Written problem -
Word for word, retype every entry in the listing.

Exercise input -
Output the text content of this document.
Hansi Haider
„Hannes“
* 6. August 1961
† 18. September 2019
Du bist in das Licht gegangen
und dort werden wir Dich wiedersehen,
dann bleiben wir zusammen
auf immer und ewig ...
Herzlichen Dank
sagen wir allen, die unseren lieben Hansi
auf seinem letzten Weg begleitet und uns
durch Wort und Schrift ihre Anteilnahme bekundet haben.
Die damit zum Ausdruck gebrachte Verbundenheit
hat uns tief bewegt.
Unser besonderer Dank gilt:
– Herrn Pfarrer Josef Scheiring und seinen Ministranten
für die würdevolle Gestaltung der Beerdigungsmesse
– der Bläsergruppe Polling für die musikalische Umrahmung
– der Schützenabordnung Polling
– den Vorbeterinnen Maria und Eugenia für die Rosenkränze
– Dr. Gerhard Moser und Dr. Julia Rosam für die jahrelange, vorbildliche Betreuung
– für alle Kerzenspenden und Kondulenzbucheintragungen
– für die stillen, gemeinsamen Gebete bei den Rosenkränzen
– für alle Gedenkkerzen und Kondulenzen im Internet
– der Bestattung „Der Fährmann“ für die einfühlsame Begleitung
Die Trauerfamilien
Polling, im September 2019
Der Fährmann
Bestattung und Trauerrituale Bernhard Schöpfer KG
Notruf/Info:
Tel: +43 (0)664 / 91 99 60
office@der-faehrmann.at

Result of this exercise -
Output the text content of this document.
Hansi Haider
„Hannes“
* 6. August 1961
† 18. September 2019
Du bist in das Licht gegangen
und dort werden wir Dich wiedersehen,
dann bleiben wir zusammen
auf immer und ewig ...
Herzlichen Dank
sagen wir allen, die unseren lieben Hansi
auf seinem letzten Weg begleitet und uns
durch Wort und Schrift ihre Anteilnahme bekundet haben.
Die damit zum Ausdruck gebrachte Verbundenheit
hat uns tief bewegt.
Unser besonderer Dank gilt:
– Herrn Pfarrer Josef Scheiring und seinen Ministranten
für die würdevolle Gestaltung der Beerdigungsmesse
– der Bläsergruppe Polling für die musikalische Umrahmung
– der Schützenabordnung Polling
– den Vorbeterinnen Maria und Eugenia für die Rosenkränze
– Dr. Gerhard Moser und Dr. Julia Rosam für die jahrelange, vorbildliche Betreuung
– für alle Kerzenspenden und Kondulenzbucheintragungen
– für die stillen, gemeinsamen Gebete bei den Rosenkränzen
– für alle Gedenkkerzen und Kondulenzen im Internet
– der Bestattung „Der Fährmann“ für die einfühlsame Begleitung
Die Trauerfamilien
Polling, im September 2019
Der Fährmann
Bestattung und Trauerrituale Bernhard Schöpfer KG
Notruf/Info:
Tel: +43 (0)664 / 91 99 60
office@der-faehrmann.at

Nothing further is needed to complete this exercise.